DO THIS -> Reproduce all lines of the listing below in which the word "kids" occurs.

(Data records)
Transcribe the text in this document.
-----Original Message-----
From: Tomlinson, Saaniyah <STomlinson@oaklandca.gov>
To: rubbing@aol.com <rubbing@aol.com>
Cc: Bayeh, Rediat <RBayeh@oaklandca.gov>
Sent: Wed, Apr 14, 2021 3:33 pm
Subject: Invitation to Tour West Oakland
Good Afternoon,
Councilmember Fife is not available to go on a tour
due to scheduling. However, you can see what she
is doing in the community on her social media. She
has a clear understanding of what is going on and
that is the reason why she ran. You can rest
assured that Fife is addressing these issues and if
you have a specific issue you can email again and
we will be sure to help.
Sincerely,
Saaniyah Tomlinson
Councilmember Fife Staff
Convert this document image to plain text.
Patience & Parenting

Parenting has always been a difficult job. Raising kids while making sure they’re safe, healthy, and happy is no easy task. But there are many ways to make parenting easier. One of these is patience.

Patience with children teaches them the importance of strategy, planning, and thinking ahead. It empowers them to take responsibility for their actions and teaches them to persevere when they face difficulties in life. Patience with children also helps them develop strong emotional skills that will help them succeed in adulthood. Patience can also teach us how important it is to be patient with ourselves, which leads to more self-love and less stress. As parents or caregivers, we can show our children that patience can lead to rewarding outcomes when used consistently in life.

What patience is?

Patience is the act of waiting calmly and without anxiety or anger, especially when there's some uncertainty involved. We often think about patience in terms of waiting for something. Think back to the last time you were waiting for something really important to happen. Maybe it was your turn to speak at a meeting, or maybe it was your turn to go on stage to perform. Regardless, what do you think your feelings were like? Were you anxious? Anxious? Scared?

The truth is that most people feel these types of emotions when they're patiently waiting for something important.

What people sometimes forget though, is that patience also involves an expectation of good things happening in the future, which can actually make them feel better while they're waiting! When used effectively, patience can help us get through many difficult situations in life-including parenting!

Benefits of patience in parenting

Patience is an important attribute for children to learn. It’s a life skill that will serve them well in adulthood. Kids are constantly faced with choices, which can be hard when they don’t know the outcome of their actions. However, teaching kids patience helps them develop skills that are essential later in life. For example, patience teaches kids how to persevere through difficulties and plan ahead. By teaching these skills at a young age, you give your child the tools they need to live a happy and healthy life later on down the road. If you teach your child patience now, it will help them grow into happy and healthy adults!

EXERCISE SOLUTION ->
Parenting has always been a difficult job. Raising kids while making sure they’re safe, healthy, and happy is no easy task. But there are many ways to make parenting easier. One of these is patience.
Patience is an important attribute for children to learn. It’s a life skill that will serve them well in adulthood. Kids are constantly faced with choices, which can be hard when they don’t know the outcome of their actions. However, teaching kids patience helps them develop skills that are essential later in life. For example, patience teaches kids how to persevere through difficulties and plan ahead. By teaching these skills at a young age, you give your child the tools they need to live a happy and healthy life later on down the road. If you teach your child patience now, it will help them grow into happy and healthy adults!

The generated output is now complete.